__The input__
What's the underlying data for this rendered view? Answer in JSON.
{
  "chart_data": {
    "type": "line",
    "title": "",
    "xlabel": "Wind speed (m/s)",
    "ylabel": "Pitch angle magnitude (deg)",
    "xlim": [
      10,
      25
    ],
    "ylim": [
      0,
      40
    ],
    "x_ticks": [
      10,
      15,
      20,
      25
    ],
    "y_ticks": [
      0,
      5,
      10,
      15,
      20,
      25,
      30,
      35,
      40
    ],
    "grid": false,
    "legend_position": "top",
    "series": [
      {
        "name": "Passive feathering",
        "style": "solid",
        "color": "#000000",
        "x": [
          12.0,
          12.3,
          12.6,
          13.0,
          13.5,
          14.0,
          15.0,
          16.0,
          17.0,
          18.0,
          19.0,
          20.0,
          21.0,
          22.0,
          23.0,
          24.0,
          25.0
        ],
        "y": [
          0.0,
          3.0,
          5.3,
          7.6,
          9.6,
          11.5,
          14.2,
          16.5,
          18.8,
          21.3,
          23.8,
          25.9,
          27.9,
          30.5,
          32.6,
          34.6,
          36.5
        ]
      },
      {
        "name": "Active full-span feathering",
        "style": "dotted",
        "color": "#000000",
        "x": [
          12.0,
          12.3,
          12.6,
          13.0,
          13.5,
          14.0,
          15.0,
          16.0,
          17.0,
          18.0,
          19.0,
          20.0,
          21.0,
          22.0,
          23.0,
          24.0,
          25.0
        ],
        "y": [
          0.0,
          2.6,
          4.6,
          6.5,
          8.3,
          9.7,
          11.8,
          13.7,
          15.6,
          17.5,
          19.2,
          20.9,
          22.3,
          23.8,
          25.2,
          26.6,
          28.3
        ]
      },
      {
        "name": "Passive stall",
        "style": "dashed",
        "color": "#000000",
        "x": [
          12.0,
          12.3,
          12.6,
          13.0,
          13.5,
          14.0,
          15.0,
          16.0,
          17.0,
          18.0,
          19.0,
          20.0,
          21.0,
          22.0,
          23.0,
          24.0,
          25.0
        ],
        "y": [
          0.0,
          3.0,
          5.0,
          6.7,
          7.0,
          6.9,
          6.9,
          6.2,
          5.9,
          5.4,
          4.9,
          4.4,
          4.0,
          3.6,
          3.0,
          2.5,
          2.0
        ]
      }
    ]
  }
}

__Short exercise__
Reproduce the full set of records precisely.

__Finished task__
What's the underlying data for this rendered view? Answer in JSON.
{
  "chart_data": {
    "type": "line",
    "title": "",
    "xlabel": "Wind speed (m/s)",
    "ylabel": "Pitch angle magnitude (deg)",
    "xlim": [
      10,
      25
    ],
    "ylim": [
      0,
      40
    ],
    "x_ticks": [
      10,
      15,
      20,
      25
    ],
    "y_ticks": [
      0,
      5,
      10,
      15,
      20,
      25,
      30,
      35,
      40
    ],
    "grid": false,
    "legend_position": "top",
    "series": [
      {
        "name": "Passive feathering",
        "style": "solid",
        "color": "#000000",
        "x": [
          12.0,
          12.3,
          12.6,
          13.0,
          13.5,
          14.0,
          15.0,
          16.0,
          17.0,
          18.0,
          19.0,
          20.0,
          21.0,
          22.0,
          23.0,
          24.0,
          25.0
        ],
        "y": [
          0.0,
          3.0,
          5.3,
          7.6,
          9.6,
          11.5,
          14.2,
          16.5,
          18.8,
          21.3,
          23.8,
          25.9,
          27.9,
          30.5,
          32.6,
          34.6,
          36.5
        ]
      },
      {
        "name": "Active full-span feathering",
        "style": "dotted",
        "color": "#000000",
        "x": [
          12.0,
          12.3,
          12.6,
          13.0,
          13.5,
          14.0,
          15.0,
          16.0,
          17.0,
          18.0,
          19.0,
          20.0,
          21.0,
          22.0,
          23.0,
          24.0,
          25.0
        ],
        "y": [
          0.0,
          2.6,
          4.6,
          6.5,
          8.3,
          9.7,
          11.8,
          13.7,
          15.6,
          17.5,
          19.2,
          20.9,
          22.3,
          23.8,
          25.2,
          26.6,
          28.3
        ]
      },
      {
        "name": "Passive stall",
        "style": "dashed",
        "color": "#000000",
        "x": [
          12.0,
          12.3,
          12.6,
          13.0,
          13.5,
          14.0,
          15.0,
          16.0,
          17.0,
          18.0,
          19.0,
          20.0,
          21.0,
          22.0,
          23.0,
          24.0,
          25.0
        ],
        "y": [
          0.0,
          3.0,
          5.0,
          6.7,
          7.0,
          6.9,
          6.9,
          6.2,
          5.9,
          5.4,
          4.9,
          4.4,
          4.0,
          3.6,
          3.0,
          2.5,
          2.0
        ]
      }
    ]
  }
}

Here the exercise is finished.